## Stated exercise:
Write out the entries below once more, exactly.

## Records for the task:

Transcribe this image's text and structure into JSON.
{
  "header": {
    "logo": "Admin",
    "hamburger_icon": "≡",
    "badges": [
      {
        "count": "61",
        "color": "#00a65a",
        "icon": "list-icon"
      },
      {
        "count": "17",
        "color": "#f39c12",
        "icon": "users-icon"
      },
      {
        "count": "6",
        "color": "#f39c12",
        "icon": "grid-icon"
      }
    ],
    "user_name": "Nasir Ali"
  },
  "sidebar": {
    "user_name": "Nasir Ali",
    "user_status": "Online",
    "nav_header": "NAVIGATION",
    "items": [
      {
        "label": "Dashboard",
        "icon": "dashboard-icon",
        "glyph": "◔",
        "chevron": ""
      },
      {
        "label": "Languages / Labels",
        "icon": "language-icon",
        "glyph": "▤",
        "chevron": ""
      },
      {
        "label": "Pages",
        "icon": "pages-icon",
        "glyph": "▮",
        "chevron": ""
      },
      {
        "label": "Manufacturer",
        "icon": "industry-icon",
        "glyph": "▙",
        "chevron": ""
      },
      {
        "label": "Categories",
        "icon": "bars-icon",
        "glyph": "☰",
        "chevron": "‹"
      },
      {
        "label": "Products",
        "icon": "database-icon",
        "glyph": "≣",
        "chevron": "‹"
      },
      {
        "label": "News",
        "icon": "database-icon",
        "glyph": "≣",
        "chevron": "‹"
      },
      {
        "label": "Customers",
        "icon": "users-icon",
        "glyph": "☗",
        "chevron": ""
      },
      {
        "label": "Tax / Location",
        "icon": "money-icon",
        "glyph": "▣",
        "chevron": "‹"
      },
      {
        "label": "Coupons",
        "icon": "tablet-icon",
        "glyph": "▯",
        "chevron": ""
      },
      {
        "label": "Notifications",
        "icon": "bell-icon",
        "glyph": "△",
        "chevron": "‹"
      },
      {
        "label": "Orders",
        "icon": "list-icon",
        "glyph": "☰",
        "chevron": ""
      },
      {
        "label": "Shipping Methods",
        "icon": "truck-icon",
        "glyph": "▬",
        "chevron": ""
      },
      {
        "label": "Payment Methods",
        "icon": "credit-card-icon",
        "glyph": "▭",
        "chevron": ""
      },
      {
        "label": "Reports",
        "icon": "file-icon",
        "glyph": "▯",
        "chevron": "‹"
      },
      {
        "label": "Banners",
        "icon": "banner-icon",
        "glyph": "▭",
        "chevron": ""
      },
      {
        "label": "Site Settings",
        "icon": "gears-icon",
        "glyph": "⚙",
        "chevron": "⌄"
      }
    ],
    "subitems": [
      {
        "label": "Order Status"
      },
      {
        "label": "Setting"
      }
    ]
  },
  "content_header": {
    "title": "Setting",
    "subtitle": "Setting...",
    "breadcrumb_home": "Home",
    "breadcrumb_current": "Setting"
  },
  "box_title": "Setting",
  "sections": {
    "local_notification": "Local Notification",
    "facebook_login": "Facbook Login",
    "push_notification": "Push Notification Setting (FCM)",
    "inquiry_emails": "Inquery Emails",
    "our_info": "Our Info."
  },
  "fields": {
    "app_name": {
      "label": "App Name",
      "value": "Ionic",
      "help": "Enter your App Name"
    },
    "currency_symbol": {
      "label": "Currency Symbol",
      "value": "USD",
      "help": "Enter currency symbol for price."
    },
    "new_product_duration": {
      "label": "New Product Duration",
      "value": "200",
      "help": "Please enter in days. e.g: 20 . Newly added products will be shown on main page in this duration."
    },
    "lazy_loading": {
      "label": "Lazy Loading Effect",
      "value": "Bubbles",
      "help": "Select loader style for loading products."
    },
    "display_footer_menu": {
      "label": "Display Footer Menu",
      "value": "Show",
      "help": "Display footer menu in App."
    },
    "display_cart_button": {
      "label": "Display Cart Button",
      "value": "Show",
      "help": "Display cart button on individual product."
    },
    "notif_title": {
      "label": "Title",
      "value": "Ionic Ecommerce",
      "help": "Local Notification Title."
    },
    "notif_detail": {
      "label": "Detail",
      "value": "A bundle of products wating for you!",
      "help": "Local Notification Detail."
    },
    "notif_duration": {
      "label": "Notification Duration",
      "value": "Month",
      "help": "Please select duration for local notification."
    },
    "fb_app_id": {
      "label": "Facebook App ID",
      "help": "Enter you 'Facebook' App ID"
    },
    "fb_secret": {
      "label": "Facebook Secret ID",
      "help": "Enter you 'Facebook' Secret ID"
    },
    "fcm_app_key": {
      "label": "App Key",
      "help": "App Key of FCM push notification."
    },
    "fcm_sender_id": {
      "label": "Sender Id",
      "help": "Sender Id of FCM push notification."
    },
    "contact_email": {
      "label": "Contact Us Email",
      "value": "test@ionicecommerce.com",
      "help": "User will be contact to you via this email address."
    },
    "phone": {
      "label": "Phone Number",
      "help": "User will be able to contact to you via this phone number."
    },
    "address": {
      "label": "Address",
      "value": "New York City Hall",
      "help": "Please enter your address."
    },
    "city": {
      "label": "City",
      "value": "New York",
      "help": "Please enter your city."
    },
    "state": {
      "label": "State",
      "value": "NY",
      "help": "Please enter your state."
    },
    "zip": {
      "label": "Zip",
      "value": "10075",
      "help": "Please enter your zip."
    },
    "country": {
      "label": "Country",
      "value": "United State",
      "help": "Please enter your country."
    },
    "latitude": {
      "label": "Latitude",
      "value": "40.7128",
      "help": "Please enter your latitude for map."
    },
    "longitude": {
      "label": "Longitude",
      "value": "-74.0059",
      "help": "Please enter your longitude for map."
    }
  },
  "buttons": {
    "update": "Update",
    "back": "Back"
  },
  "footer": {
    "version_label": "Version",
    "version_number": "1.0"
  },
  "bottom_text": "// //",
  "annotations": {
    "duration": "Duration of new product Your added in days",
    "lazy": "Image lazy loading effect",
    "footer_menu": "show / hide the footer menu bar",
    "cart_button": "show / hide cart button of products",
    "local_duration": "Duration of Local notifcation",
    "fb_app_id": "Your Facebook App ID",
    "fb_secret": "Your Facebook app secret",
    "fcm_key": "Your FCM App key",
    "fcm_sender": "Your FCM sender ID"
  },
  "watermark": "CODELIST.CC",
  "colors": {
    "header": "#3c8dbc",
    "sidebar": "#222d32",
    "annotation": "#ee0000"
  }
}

## Reply to the task:
Transcribe this image's text and structure into JSON.
{
  "header": {
    "logo": "Admin",
    "hamburger_icon": "≡",
    "badges": [
      {
        "count": "61",
        "color": "#00a65a",
        "icon": "list-icon"
      },
      {
        "count": "17",
        "color": "#f39c12",
        "icon": "users-icon"
      },
      {
        "count": "6",
        "color": "#f39c12",
        "icon": "grid-icon"
      }
    ],
    "user_name": "Nasir Ali"
  },
  "sidebar": {
    "user_name": "Nasir Ali",
    "user_status": "Online",
    "nav_header": "NAVIGATION",
    "items": [
      {
        "label": "Dashboard",
        "icon": "dashboard-icon",
        "glyph": "◔",
        "chevron": ""
      },
      {
        "label": "Languages / Labels",
        "icon": "language-icon",
        "glyph": "▤",
        "chevron": ""
      },
      {
        "label": "Pages",
        "icon": "pages-icon",
        "glyph": "▮",
        "chevron": ""
      },
      {
        "label": "Manufacturer",
        "icon": "industry-icon",
        "glyph": "▙",
        "chevron": ""
      },
      {
        "label": "Categories",
        "icon": "bars-icon",
        "glyph": "☰",
        "chevron": "‹"
      },
      {
        "label": "Products",
        "icon": "database-icon",
        "glyph": "≣",
        "chevron": "‹"
      },
      {
        "label": "News",
        "icon": "database-icon",
        "glyph": "≣",
        "chevron": "‹"
      },
      {
        "label": "Customers",
        "icon": "users-icon",
        "glyph": "☗",
        "chevron": ""
      },
      {
        "label": "Tax / Location",
        "icon": "money-icon",
        "glyph": "▣",
        "chevron": "‹"
      },
      {
        "label": "Coupons",
        "icon": "tablet-icon",
        "glyph": "▯",
        "chevron": ""
      },
      {
        "label": "Notifications",
        "icon": "bell-icon",
        "glyph": "△",
        "chevron": "‹"
      },
      {
        "label": "Orders",
        "icon": "list-icon",
        "glyph": "☰",
        "chevron": ""
      },
      {
        "label": "Shipping Methods",
        "icon": "truck-icon",
        "glyph": "▬",
        "chevron": ""
      },
      {
        "label": "Payment Methods",
        "icon": "credit-card-icon",
        "glyph": "▭",
        "chevron": ""
      },
      {
        "label": "Reports",
        "icon": "file-icon",
        "glyph": "▯",
        "chevron": "‹"
      },
      {
        "label": "Banners",
        "icon": "banner-icon",
        "glyph": "▭",
        "chevron": ""
      },
      {
        "label": "Site Settings",
        "icon": "gears-icon",
        "glyph": "⚙",
        "chevron": "⌄"
      }
    ],
    "subitems": [
      {
        "label": "Order Status"
      },
      {
        "label": "Setting"
      }
    ]
  },
  "content_header": {
    "title": "Setting",
    "subtitle": "Setting...",
    "breadcrumb_home": "Home",
    "breadcrumb_current": "Setting"
  },
  "box_title": "Setting",
  "sections": {
    "local_notification": "Local Notification",
    "facebook_login": "Facbook Login",
    "push_notification": "Push Notification Setting (FCM)",
    "inquiry_emails": "Inquery Emails",
    "our_info": "Our Info."
  },
  "fields": {
    "app_name": {
      "label": "App Name",
      "value": "Ionic",
      "help": "Enter your App Name"
    },
    "currency_symbol": {
      "label": "Currency Symbol",
      "value": "USD",
      "help": "Enter currency symbol for price."
    },
    "new_product_duration": {
      "label": "New Product Duration",
      "value": "200",
      "help": "Please enter in days. e.g: 20 . Newly added products will be shown on main page in this duration."
    },
    "lazy_loading": {
      "label": "Lazy Loading Effect",
      "value": "Bubbles",
      "help": "Select loader style for loading products."
    },
    "display_footer_menu": {
      "label": "Display Footer Menu",
      "value": "Show",
      "help": "Display footer menu in App."
    },
    "display_cart_button": {
      "label": "Display Cart Button",
      "value": "Show",
      "help": "Display cart button on individual product."
    },
    "notif_title": {
      "label": "Title",
      "value": "Ionic Ecommerce",
      "help": "Local Notification Title."
    },
    "notif_detail": {
      "label": "Detail",
      "value": "A bundle of products wating for you!",
      "help": "Local Notification Detail."
    },
    "notif_duration": {
      "label": "Notification Duration",
      "value": "Month",
      "help": "Please select duration for local notification."
    },
    "fb_app_id": {
      "label": "Facebook App ID",
      "help": "Enter you 'Facebook' App ID"
    },
    "fb_secret": {
      "label": "Facebook Secret ID",
      "help": "Enter you 'Facebook' Secret ID"
    },
    "fcm_app_key": {
      "label": "App Key",
      "help": "App Key of FCM push notification."
    },
    "fcm_sender_id": {
      "label": "Sender Id",
      "help": "Sender Id of FCM push notification."
    },
    "contact_email": {
      "label": "Contact Us Email",
      "value": "test@ionicecommerce.com",
      "help": "User will be contact to you via this email address."
    },
    "phone": {
      "label": "Phone Number",
      "help": "User will be able to contact to you via this phone number."
    },
    "address": {
      "label": "Address",
      "value": "New York City Hall",
      "help": "Please enter your address."
    },
    "city": {
      "label": "City",
      "value": "New York",
      "help": "Please enter your city."
    },
    "state": {
      "label": "State",
      "value": "NY",
      "help": "Please enter your state."
    },
    "zip": {
      "label": "Zip",
      "value": "10075",
      "help": "Please enter your zip."
    },
    "country": {
      "label": "Country",
      "value": "United State",
      "help": "Please enter your country."
    },
    "latitude": {
      "label": "Latitude",
      "value": "40.7128",
      "help": "Please enter your latitude for map."
    },
    "longitude": {
      "label": "Longitude",
      "value": "-74.0059",
      "help": "Please enter your longitude for map."
    }
  },
  "buttons": {
    "update": "Update",
    "back": "Back"
  },
  "footer": {
    "version_label": "Version",
    "version_number": "1.0"
  },
  "bottom_text": "// //",
  "annotations": {
    "duration": "Duration of new product Your added in days",
    "lazy": "Image lazy loading effect",
    "footer_menu": "show / hide the footer menu bar",
    "cart_button": "show / hide cart button of products",
    "local_duration": "Duration of Local notifcation",
    "fb_app_id": "Your Facebook App ID",
    "fb_secret": "Your Facebook app secret",
    "fcm_key": "Your FCM App key",
    "fcm_sender": "Your FCM sender ID"
  },
  "watermark": "CODELIST.CC",
  "colors": {
    "header": "#3c8dbc",
    "sidebar": "#222d32",
    "annotation": "#ee0000"
  }
}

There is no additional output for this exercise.